— Excerpted text —
## begin

Adobe Premiere Lesson 7F – Shadow & Highlights

Shadow & Highlight is the final effect available in the Adjust group. It can be useful to correct exposure problems within an image or video clip. For instance, a clip may appear too bright in some areas, yet too dark, with too much contrast in others. Select the effect and apply it to the Fisherman 1 video clip or any other clip that you have on your Timeline.

Effect Properties
Ensure that the “More Options” triangle has been twirled down to view all of the options available.

Auto Amounts
When the effect is applied, the Auto Amounts option is checked automatically and the Shadow & Highlight manual adjustment controls are greyed out so that they may not be altered. Switch the “Fx” button on and off to observe the effect upon your image. If your video clip has been captured with good lighting and exposure then the auto-corrected difference may be subtle. Let’s look at a before and after on our Fisherman 1 video clip. The image on the left is the original.

Look at the side of the green boat, the change is the most noticeable there. There is quite a good balance within the original image, so it has not been altered too much.

Temporal Smoothing
With the auto settings checked, Premiere CS6 will analyse the video on a frame by frame basis which will create an unnatural result if the lighting conditions change within the video clip. With Temporal Smoothing increased, Premiere analyses several frames at a time, to employ a more gradual change.

Scene Detect
This works with Temporal Smoothing in that Premiere will detect a change of scene within the clip, and ignore those frames when making smoothing calculations.

Let’s try a different image, drag an instance of the Interviewee 1 video file to your Timeline. The original image looks like this:

Here is the affected image with the auto setting checked:

If your image contains quite a lot of shadows, the auto setting will tend to be a little harsh, so it may be better to un check this setting and make some manual adjustments. Uncheck the “Auto Amounts” box and let’s explore the options.

Shadow Amount
This defaults to a setting of 50. At zero our original image remains unaffected, at 50 the shadows are considerably lightened.

## end

— Set problem —
Reproduce the passage of the Shadow & Highlight lesson from "Adobe Premiere Lesson" to "the options available." word for word.

Lines of data:

## begin

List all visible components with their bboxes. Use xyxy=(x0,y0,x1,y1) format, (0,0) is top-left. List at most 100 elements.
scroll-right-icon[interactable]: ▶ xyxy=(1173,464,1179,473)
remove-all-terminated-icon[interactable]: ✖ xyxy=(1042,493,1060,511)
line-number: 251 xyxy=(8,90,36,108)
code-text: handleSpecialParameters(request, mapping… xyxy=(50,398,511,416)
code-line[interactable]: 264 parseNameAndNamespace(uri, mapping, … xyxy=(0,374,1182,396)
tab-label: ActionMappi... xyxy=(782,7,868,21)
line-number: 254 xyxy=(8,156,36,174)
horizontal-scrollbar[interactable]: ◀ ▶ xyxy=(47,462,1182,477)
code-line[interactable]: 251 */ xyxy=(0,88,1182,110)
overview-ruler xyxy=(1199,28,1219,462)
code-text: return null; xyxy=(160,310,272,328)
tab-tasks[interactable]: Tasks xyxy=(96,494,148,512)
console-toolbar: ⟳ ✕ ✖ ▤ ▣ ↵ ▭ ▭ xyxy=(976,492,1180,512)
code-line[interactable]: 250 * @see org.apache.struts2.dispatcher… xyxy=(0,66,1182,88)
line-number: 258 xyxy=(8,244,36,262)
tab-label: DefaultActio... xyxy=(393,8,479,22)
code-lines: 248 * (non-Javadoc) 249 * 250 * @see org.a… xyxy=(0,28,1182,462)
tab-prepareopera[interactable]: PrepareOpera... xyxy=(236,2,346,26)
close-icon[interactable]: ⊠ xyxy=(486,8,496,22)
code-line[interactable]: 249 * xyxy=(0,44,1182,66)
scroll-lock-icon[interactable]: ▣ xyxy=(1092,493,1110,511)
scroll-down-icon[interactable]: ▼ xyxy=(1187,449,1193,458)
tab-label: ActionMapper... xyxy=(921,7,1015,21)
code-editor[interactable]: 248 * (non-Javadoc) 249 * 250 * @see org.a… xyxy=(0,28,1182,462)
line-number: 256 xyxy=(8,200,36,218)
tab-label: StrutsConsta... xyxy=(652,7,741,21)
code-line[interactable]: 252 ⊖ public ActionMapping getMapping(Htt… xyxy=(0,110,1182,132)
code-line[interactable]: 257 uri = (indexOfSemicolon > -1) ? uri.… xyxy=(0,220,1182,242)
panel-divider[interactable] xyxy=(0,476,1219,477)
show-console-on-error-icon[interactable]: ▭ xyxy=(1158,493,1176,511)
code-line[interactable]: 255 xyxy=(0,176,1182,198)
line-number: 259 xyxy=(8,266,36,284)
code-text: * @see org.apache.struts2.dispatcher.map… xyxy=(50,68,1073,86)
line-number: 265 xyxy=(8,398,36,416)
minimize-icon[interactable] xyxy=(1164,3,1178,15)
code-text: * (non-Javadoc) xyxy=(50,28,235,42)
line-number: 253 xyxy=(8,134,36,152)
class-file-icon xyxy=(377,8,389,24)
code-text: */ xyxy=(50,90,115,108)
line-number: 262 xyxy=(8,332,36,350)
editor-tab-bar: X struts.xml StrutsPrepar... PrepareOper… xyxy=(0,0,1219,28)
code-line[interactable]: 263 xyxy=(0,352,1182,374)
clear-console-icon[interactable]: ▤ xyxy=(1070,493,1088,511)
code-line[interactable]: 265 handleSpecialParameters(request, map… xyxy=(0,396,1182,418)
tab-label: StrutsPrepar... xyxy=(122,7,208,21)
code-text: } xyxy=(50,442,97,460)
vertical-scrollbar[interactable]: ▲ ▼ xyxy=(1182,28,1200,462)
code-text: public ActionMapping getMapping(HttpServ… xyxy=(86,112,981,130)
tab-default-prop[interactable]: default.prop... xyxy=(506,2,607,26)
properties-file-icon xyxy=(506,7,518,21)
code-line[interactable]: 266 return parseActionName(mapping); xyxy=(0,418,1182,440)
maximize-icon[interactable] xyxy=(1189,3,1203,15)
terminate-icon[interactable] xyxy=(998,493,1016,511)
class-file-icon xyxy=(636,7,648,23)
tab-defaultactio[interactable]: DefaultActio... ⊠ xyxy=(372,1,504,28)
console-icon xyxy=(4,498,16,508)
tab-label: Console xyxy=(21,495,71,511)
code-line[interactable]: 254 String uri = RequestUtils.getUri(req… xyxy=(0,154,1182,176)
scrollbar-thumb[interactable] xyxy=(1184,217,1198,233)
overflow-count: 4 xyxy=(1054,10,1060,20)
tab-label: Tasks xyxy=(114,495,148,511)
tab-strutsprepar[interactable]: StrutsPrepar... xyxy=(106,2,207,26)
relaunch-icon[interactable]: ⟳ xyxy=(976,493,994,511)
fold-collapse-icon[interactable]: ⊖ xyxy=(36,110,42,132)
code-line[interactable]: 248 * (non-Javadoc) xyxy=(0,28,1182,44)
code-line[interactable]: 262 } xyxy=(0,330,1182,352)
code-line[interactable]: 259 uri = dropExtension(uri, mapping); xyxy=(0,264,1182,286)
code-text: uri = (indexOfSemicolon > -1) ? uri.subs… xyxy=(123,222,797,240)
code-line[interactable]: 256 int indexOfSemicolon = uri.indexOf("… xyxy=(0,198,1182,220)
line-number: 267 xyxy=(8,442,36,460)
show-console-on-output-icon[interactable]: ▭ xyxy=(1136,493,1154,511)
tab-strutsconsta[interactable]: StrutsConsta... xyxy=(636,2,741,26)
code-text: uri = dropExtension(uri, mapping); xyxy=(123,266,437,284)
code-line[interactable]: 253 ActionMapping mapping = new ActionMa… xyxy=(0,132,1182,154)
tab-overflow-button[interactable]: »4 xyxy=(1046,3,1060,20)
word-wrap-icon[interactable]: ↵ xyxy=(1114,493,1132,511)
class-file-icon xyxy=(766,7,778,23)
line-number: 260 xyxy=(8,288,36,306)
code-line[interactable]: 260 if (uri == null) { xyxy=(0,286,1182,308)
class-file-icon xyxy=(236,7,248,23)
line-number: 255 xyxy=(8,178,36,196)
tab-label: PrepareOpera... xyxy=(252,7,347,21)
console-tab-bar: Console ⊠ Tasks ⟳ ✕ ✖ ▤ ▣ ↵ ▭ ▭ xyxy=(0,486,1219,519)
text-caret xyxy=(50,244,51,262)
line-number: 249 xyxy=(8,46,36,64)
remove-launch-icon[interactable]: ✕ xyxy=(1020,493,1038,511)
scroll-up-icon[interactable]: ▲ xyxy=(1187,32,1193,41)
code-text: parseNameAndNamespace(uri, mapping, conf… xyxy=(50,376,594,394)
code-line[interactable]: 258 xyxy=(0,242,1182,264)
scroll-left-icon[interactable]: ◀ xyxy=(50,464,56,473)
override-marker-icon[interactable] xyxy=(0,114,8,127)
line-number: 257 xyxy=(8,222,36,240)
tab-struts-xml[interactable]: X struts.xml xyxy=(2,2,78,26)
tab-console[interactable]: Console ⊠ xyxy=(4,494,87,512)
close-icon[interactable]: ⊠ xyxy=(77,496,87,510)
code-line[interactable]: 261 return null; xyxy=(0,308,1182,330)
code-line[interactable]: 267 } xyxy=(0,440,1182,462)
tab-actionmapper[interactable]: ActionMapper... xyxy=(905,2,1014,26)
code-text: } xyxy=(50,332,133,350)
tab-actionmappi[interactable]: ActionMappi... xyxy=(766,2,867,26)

## end

— Final result —
Adobe Premiere Lesson 7F – Shadow & Highlights

Shadow & Highlight is the final effect available in the Adjust group. It can be useful to correct exposure problems within an image or video clip. For instance, a clip may appear too bright in some areas, yet too dark, with too much contrast in others. Select the effect and apply it to the Fisherman 1 video clip or any other clip that you have on your Timeline.

Effect Properties
Ensure that the “More Options” triangle has been twirled down to view all of the options available.